TEXT SHOWN:
══════════
Venetian visions of China’s future

In the city of Marco Polo, the Venice Architecture Biennale shows us that free expression on China is both possible and salutary.

Two visitors look at a giant cartoon mural depicting a detention camp in the Chinese region of Xinjiang at the Venice Architecture Biennale.
Two visitors look at a giant cartoon mural depicting a detention camp in the Chinese region of Xinjiang at the Venice Architecture Biennale. Credit: Michael Sheridan

The Venice Biennale is meant to challenge and disrupt. The eighteenth international architecture exhibition, curated by the Ghanaian-Scottish academic, educator and novelist Lesley Lokko, focuses on Africa and is dedicated to the ‘laboratory of the future’. But three exhibits on China offer an unplanned insight into contending visions of that future.

Approaching the venerable Arsenal of the Venetian Republic down a sun-baked alley, the visitor notices a small gateway adorned by Chinese characters. Stepping inside a courtyard, they enter a multi-media environment dedicated to ‘Transformative Hong Kong’.
══════════
EXERCISE A: In the article on China at the Venice Architecture Biennale, who curated the eighteenth international architecture exhibition?
EXERCISE B: Go on with the article on China at the Venice Architecture Biennale, picking up after its final sentence.

GIVEN MATERIAL:
══════════
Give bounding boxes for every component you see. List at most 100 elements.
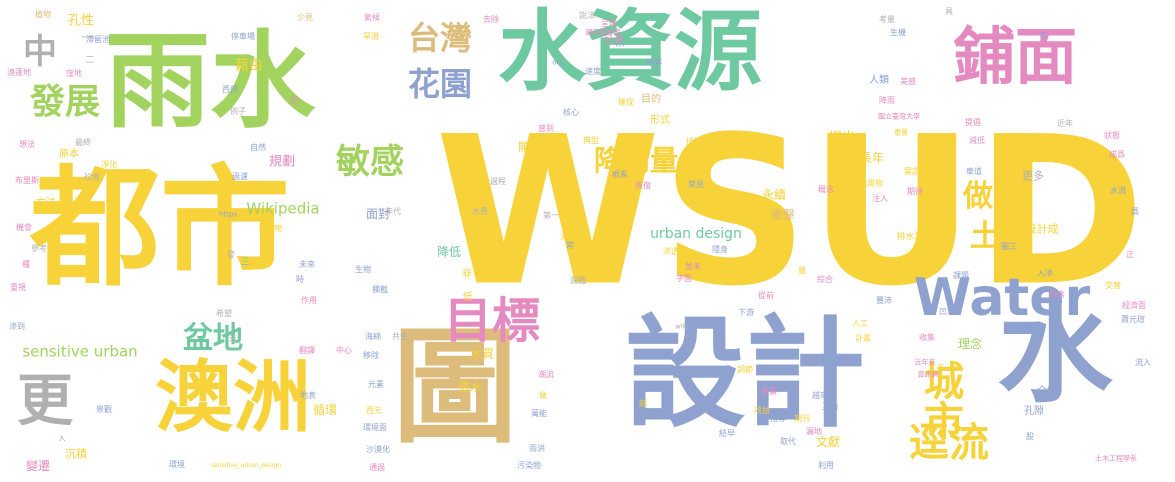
══════════
EXPECTED OUTPUT A: Lesley Lokko, a Ghanaian-Scottish academic, educator and novelist.

EXPECTED OUTPUT B:
This fringe exhibit is sponsored by institutions in Hong Kong with support from a Chinese corporation. Displays of drawings, photographs and text show ambitious plans to ‘green’ the metropolis while integrating it with the conurbations and industries of the Pearl River Delta. This is known as the ‘Greater Bay Area’.

Faultless in execution, fastidious in style, the works are a tribute to the skills of Hong Kong’s urban planners and architects. They speak of adapting the city to the fourth industrial revolution, adapting densely populated urban districts to low-carbon lifestyles and creating infrastructure to knit together a prosperous zone of south China.

There is just one thing missing – the politics of architecture. Since this is a theme pursued (relentlessly, some might think) throughout the Biennale, its absence is strange. It may be an oversight. Perhaps there was no space to mention that competing visions of Hong Kong’s future lie at the core of its upheavals and have led to the suppression of democracy, the imprisonment of activists and the imposition of a National Security Law that brings the city under the vague but absolutist powers which reign over the rest of China. Or maybe that was all too difficult.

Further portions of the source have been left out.